#### Record extracts
/---
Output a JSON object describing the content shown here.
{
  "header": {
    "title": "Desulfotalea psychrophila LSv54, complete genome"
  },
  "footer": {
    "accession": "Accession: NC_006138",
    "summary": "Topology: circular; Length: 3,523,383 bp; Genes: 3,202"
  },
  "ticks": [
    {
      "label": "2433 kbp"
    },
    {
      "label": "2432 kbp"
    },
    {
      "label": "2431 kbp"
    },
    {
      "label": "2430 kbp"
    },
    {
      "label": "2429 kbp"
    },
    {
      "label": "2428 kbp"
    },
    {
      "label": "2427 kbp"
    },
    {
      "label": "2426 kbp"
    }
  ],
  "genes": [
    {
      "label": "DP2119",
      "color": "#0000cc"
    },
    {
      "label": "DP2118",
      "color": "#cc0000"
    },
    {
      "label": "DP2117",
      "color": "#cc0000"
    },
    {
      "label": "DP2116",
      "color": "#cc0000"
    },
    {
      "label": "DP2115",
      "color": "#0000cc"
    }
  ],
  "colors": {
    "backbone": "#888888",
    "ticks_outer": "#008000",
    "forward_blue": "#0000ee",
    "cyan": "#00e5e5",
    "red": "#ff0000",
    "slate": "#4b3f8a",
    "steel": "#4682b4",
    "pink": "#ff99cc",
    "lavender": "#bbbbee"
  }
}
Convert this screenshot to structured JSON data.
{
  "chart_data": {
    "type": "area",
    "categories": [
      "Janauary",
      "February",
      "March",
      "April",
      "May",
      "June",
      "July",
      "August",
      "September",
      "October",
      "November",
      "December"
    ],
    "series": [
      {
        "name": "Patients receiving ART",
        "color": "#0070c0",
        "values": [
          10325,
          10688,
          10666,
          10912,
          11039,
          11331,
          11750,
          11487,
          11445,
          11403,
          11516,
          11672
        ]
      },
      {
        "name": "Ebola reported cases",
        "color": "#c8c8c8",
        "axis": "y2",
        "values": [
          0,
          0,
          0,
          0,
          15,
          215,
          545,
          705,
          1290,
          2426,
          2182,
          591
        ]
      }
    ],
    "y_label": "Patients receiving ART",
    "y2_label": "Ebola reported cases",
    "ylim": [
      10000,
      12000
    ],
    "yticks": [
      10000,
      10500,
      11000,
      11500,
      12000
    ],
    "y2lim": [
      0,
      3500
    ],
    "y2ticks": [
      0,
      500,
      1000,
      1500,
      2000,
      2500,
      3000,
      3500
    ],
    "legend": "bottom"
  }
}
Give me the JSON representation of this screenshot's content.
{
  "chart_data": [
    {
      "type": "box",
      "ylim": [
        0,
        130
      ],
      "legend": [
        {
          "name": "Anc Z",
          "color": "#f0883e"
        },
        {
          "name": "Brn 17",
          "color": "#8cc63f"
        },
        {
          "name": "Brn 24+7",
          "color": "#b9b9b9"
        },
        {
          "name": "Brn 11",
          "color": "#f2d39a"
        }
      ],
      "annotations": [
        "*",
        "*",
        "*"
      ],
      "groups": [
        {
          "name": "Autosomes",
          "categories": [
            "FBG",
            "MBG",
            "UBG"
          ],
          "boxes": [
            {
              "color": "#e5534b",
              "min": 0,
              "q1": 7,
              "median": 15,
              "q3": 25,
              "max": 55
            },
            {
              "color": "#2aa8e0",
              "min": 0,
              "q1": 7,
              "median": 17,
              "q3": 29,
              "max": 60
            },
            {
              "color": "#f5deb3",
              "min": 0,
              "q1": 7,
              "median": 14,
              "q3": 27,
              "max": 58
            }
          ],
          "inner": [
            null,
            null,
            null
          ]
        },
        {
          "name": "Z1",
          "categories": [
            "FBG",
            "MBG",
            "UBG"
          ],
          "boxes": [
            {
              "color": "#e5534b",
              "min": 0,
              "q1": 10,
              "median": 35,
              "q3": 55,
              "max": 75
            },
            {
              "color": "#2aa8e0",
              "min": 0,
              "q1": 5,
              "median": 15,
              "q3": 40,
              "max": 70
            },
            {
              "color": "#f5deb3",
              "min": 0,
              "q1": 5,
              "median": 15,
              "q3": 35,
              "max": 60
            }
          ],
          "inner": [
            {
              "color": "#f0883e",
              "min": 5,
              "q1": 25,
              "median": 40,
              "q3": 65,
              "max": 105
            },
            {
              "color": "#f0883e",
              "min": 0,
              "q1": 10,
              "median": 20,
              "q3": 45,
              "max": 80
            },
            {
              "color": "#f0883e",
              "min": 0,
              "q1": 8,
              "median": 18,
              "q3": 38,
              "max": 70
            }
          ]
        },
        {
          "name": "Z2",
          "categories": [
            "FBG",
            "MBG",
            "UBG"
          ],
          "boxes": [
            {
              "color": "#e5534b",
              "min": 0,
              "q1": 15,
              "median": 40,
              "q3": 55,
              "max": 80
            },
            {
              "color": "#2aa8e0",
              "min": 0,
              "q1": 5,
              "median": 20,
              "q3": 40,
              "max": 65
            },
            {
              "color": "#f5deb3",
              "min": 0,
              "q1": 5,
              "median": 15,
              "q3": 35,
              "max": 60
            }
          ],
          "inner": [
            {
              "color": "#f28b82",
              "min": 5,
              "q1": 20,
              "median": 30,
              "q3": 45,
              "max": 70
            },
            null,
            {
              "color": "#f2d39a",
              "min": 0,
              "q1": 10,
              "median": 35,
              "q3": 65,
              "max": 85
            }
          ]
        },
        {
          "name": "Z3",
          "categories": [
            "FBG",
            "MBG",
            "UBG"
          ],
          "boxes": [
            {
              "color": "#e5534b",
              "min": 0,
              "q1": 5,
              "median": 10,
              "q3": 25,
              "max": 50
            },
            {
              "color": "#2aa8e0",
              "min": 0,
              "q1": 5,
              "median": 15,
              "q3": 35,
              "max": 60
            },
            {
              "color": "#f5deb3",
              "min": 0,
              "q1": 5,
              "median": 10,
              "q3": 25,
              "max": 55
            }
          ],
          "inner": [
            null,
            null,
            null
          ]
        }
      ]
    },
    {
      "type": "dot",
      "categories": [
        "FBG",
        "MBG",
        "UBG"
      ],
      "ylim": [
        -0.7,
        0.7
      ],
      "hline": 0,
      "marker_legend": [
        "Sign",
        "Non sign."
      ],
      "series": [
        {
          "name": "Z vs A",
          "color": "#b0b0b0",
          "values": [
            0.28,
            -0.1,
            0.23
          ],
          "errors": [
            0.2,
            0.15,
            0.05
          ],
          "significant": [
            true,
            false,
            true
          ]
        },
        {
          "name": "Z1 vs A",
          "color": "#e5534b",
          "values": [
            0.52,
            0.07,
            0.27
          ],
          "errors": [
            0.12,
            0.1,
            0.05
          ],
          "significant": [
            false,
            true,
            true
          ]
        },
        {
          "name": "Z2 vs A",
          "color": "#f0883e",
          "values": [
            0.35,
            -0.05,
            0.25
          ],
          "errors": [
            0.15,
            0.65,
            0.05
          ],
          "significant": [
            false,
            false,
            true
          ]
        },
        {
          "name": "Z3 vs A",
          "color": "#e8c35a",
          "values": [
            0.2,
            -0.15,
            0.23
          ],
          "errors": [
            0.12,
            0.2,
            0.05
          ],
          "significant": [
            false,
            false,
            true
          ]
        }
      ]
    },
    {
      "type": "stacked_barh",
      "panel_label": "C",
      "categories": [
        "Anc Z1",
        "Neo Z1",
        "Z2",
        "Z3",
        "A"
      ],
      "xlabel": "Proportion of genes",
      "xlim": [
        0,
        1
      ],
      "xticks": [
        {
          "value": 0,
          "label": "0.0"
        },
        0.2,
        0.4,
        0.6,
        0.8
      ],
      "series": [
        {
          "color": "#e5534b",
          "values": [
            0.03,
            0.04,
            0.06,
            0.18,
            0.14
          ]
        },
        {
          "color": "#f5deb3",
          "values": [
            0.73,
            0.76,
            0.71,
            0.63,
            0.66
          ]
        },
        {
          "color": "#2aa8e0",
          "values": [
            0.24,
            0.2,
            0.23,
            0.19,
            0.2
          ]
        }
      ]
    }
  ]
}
\---
#### Task brief
Where in the entries above does the word "receiving" appear? Copy each line that has it.

#### Result of the exercise
        "name": "Patients receiving ART",
    "y_label": "Patients receiving ART",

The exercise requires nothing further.